-- Start of Available data --

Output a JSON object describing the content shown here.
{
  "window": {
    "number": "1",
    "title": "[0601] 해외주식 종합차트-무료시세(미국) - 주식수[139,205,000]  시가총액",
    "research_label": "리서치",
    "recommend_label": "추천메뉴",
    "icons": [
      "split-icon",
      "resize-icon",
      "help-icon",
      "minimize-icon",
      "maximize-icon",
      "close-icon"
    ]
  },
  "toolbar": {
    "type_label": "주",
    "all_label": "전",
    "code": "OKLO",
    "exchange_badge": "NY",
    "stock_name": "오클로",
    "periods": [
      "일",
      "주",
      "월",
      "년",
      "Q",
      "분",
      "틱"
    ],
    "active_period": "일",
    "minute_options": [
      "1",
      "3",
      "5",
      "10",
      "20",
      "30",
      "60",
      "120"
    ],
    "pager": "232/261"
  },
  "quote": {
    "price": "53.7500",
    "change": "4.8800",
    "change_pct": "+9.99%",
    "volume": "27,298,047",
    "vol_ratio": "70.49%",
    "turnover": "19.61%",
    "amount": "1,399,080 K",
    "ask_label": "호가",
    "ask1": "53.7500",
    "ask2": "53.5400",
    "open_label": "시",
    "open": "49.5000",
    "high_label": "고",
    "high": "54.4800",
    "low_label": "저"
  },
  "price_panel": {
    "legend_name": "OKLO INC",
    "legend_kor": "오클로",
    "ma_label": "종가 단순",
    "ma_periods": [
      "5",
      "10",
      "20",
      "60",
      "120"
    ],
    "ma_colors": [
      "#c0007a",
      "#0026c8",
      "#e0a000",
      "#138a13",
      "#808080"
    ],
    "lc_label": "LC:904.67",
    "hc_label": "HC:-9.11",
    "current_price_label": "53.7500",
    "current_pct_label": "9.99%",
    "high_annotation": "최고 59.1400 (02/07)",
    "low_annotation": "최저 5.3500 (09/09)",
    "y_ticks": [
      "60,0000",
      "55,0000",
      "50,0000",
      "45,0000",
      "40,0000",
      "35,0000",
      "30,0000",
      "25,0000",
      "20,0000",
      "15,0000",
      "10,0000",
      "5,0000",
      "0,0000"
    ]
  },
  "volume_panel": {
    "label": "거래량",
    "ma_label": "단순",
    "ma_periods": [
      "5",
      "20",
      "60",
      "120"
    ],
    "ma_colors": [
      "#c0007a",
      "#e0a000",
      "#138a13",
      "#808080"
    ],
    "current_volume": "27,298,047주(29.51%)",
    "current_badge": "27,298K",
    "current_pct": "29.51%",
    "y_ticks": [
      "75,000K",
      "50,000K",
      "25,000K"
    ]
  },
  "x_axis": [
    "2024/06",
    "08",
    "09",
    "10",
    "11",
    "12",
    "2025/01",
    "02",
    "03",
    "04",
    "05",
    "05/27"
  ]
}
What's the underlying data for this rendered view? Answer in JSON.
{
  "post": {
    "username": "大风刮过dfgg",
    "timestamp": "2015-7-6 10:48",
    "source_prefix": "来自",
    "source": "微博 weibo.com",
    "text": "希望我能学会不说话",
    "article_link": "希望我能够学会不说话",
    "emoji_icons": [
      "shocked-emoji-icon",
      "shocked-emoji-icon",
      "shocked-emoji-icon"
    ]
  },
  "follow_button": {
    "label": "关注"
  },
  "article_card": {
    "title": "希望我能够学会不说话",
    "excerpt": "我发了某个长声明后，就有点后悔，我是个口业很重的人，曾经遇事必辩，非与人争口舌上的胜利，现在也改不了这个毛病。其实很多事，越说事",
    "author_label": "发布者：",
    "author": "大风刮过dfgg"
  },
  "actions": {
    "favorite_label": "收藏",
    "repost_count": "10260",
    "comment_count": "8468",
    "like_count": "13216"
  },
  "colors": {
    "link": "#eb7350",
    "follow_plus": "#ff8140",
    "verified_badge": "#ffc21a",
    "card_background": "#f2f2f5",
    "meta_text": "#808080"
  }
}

-- End of Available data --

» Task directions:
Output all preceding records character for character.

» In response:
Output a JSON object describing the content shown here.
{
  "window": {
    "number": "1",
    "title": "[0601] 해외주식 종합차트-무료시세(미국) - 주식수[139,205,000]  시가총액",
    "research_label": "리서치",
    "recommend_label": "추천메뉴",
    "icons": [
      "split-icon",
      "resize-icon",
      "help-icon",
      "minimize-icon",
      "maximize-icon",
      "close-icon"
    ]
  },
  "toolbar": {
    "type_label": "주",
    "all_label": "전",
    "code": "OKLO",
    "exchange_badge": "NY",
    "stock_name": "오클로",
    "periods": [
      "일",
      "주",
      "월",
      "년",
      "Q",
      "분",
      "틱"
    ],
    "active_period": "일",
    "minute_options": [
      "1",
      "3",
      "5",
      "10",
      "20",
      "30",
      "60",
      "120"
    ],
    "pager": "232/261"
  },
  "quote": {
    "price": "53.7500",
    "change": "4.8800",
    "change_pct": "+9.99%",
    "volume": "27,298,047",
    "vol_ratio": "70.49%",
    "turnover": "19.61%",
    "amount": "1,399,080 K",
    "ask_label": "호가",
    "ask1": "53.7500",
    "ask2": "53.5400",
    "open_label": "시",
    "open": "49.5000",
    "high_label": "고",
    "high": "54.4800",
    "low_label": "저"
  },
  "price_panel": {
    "legend_name": "OKLO INC",
    "legend_kor": "오클로",
    "ma_label": "종가 단순",
    "ma_periods": [
      "5",
      "10",
      "20",
      "60",
      "120"
    ],
    "ma_colors": [
      "#c0007a",
      "#0026c8",
      "#e0a000",
      "#138a13",
      "#808080"
    ],
    "lc_label": "LC:904.67",
    "hc_label": "HC:-9.11",
    "current_price_label": "53.7500",
    "current_pct_label": "9.99%",
    "high_annotation": "최고 59.1400 (02/07)",
    "low_annotation": "최저 5.3500 (09/09)",
    "y_ticks": [
      "60,0000",
      "55,0000",
      "50,0000",
      "45,0000",
      "40,0000",
      "35,0000",
      "30,0000",
      "25,0000",
      "20,0000",
      "15,0000",
      "10,0000",
      "5,0000",
      "0,0000"
    ]
  },
  "volume_panel": {
    "label": "거래량",
    "ma_label": "단순",
    "ma_periods": [
      "5",
      "20",
      "60",
      "120"
    ],
    "ma_colors": [
      "#c0007a",
      "#e0a000",
      "#138a13",
      "#808080"
    ],
    "current_volume": "27,298,047주(29.51%)",
    "current_badge": "27,298K",
    "current_pct": "29.51%",
    "y_ticks": [
      "75,000K",
      "50,000K",
      "25,000K"
    ]
  },
  "x_axis": [
    "2024/06",
    "08",
    "09",
    "10",
    "11",
    "12",
    "2025/01",
    "02",
    "03",
    "04",
    "05",
    "05/27"
  ]
}
What's the underlying data for this rendered view? Answer in JSON.
{
  "post": {
    "username": "大风刮过dfgg",
    "timestamp": "2015-7-6 10:48",
    "source_prefix": "来自",
    "source": "微博 weibo.com",
    "text": "希望我能学会不说话",
    "article_link": "希望我能够学会不说话",
    "emoji_icons": [
      "shocked-emoji-icon",
      "shocked-emoji-icon",
      "shocked-emoji-icon"
    ]
  },
  "follow_button": {
    "label": "关注"
  },
  "article_card": {
    "title": "希望我能够学会不说话",
    "excerpt": "我发了某个长声明后，就有点后悔，我是个口业很重的人，曾经遇事必辩，非与人争口舌上的胜利，现在也改不了这个毛病。其实很多事，越说事",
    "author_label": "发布者：",
    "author": "大风刮过dfgg"
  },
  "actions": {
    "favorite_label": "收藏",
    "repost_count": "10260",
    "comment_count": "8468",
    "like_count": "13216"
  },
  "colors": {
    "link": "#eb7350",
    "follow_plus": "#ff8140",
    "verified_badge": "#ffc21a",
    "card_background": "#f2f2f5",
    "meta_text": "#808080"
  }
}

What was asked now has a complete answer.